[BEGIN]
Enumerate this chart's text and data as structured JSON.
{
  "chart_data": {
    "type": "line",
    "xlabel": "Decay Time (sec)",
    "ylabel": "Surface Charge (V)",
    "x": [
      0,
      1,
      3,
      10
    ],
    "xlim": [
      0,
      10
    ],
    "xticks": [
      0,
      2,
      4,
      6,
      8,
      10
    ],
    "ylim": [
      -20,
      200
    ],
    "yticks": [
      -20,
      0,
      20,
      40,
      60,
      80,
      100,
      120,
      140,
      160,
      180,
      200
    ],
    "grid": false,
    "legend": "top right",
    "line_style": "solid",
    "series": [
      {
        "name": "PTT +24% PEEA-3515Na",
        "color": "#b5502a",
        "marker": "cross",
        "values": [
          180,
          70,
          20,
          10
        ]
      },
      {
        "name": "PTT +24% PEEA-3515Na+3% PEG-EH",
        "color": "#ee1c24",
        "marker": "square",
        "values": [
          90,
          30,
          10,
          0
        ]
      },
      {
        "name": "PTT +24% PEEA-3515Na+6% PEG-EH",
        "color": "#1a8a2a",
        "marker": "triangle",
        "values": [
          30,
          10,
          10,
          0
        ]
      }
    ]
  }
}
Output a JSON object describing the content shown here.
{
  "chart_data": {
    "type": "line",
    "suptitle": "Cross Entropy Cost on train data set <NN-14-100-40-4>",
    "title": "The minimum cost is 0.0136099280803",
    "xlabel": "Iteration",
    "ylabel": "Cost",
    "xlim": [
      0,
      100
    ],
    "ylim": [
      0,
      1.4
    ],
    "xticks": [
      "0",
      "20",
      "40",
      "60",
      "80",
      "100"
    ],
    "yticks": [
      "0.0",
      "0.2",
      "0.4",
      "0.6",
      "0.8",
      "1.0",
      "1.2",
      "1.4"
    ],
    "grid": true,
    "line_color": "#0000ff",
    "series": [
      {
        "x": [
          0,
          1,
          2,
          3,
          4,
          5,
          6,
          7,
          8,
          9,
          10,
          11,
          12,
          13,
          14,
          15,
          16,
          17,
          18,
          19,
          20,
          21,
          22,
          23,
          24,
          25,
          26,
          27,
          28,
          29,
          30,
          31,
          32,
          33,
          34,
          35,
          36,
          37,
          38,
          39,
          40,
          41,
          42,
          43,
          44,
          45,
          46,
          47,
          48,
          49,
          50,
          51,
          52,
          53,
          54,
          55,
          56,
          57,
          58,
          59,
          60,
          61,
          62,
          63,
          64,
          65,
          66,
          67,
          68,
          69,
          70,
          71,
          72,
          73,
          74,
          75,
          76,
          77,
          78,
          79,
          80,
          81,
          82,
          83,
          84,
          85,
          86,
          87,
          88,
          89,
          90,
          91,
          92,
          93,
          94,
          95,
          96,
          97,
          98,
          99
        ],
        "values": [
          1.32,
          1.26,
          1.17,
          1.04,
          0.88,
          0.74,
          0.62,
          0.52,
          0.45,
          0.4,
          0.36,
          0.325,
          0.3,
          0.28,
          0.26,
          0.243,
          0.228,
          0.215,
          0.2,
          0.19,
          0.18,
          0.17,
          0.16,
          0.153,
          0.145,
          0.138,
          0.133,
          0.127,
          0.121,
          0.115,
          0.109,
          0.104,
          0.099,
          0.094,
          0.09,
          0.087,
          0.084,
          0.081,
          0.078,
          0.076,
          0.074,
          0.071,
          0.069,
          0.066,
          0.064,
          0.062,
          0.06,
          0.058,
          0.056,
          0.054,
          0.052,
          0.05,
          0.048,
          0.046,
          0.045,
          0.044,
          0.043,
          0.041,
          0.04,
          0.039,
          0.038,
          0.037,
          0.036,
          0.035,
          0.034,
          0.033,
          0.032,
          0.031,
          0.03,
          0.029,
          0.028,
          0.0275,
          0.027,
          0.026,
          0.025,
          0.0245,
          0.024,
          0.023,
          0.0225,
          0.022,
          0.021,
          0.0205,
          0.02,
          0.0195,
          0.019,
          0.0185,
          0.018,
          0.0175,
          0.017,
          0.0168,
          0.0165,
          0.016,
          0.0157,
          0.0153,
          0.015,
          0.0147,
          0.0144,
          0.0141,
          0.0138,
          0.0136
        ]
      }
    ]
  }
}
[END]
WHAT NEEDS TO BE DONE: Set down the listing above in full, please, exactly as it appears.

WRITTEN RESPONSE:
Enumerate this chart's text and data as structured JSON.
{
  "chart_data": {
    "type": "line",
    "xlabel": "Decay Time (sec)",
    "ylabel": "Surface Charge (V)",
    "x": [
      0,
      1,
      3,
      10
    ],
    "xlim": [
      0,
      10
    ],
    "xticks": [
      0,
      2,
      4,
      6,
      8,
      10
    ],
    "ylim": [
      -20,
      200
    ],
    "yticks": [
      -20,
      0,
      20,
      40,
      60,
      80,
      100,
      120,
      140,
      160,
      180,
      200
    ],
    "grid": false,
    "legend": "top right",
    "line_style": "solid",
    "series": [
      {
        "name": "PTT +24% PEEA-3515Na",
        "color": "#b5502a",
        "marker": "cross",
        "values": [
          180,
          70,
          20,
          10
        ]
      },
      {
        "name": "PTT +24% PEEA-3515Na+3% PEG-EH",
        "color": "#ee1c24",
        "marker": "square",
        "values": [
          90,
          30,
          10,
          0
        ]
      },
      {
        "name": "PTT +24% PEEA-3515Na+6% PEG-EH",
        "color": "#1a8a2a",
        "marker": "triangle",
        "values": [
          30,
          10,
          10,
          0
        ]
      }
    ]
  }
}
Output a JSON object describing the content shown here.
{
  "chart_data": {
    "type": "line",
    "suptitle": "Cross Entropy Cost on train data set <NN-14-100-40-4>",
    "title": "The minimum cost is 0.0136099280803",
    "xlabel": "Iteration",
    "ylabel": "Cost",
    "xlim": [
      0,
      100
    ],
    "ylim": [
      0,
      1.4
    ],
    "xticks": [
      "0",
      "20",
      "40",
      "60",
      "80",
      "100"
    ],
    "yticks": [
      "0.0",
      "0.2",
      "0.4",
      "0.6",
      "0.8",
      "1.0",
      "1.2",
      "1.4"
    ],
    "grid": true,
    "line_color": "#0000ff",
    "series": [
      {
        "x": [
          0,
          1,
          2,
          3,
          4,
          5,
          6,
          7,
          8,
          9,
          10,
          11,
          12,
          13,
          14,
          15,
          16,
          17,
          18,
          19,
          20,
          21,
          22,
          23,
          24,
          25,
          26,
          27,
          28,
          29,
          30,
          31,
          32,
          33,
          34,
          35,
          36,
          37,
          38,
          39,
          40,
          41,
          42,
          43,
          44,
          45,
          46,
          47,
          48,
          49,
          50,
          51,
          52,
          53,
          54,
          55,
          56,
          57,
          58,
          59,
          60,
          61,
          62,
          63,
          64,
          65,
          66,
          67,
          68,
          69,
          70,
          71,
          72,
          73,
          74,
          75,
          76,
          77,
          78,
          79,
          80,
          81,
          82,
          83,
          84,
          85,
          86,
          87,
          88,
          89,
          90,
          91,
          92,
          93,
          94,
          95,
          96,
          97,
          98,
          99
        ],
        "values": [
          1.32,
          1.26,
          1.17,
          1.04,
          0.88,
          0.74,
          0.62,
          0.52,
          0.45,
          0.4,
          0.36,
          0.325,
          0.3,
          0.28,
          0.26,
          0.243,
          0.228,
          0.215,
          0.2,
          0.19,
          0.18,
          0.17,
          0.16,
          0.153,
          0.145,
          0.138,
          0.133,
          0.127,
          0.121,
          0.115,
          0.109,
          0.104,
          0.099,
          0.094,
          0.09,
          0.087,
          0.084,
          0.081,
          0.078,
          0.076,
          0.074,
          0.071,
          0.069,
          0.066,
          0.064,
          0.062,
          0.06,
          0.058,
          0.056,
          0.054,
          0.052,
          0.05,
          0.048,
          0.046,
          0.045,
          0.044,
          0.043,
          0.041,
          0.04,
          0.039,
          0.038,
          0.037,
          0.036,
          0.035,
          0.034,
          0.033,
          0.032,
          0.031,
          0.03,
          0.029,
          0.028,
          0.0275,
          0.027,
          0.026,
          0.025,
          0.0245,
          0.024,
          0.023,
          0.0225,
          0.022,
          0.021,
          0.0205,
          0.02,
          0.0195,
          0.019,
          0.0185,
          0.018,
          0.0175,
          0.017,
          0.0168,
          0.0165,
          0.016,
          0.0157,
          0.0153,
          0.015,
          0.0147,
          0.0144,
          0.0141,
          0.0138,
          0.0136
        ]
      }
    ]
  }
}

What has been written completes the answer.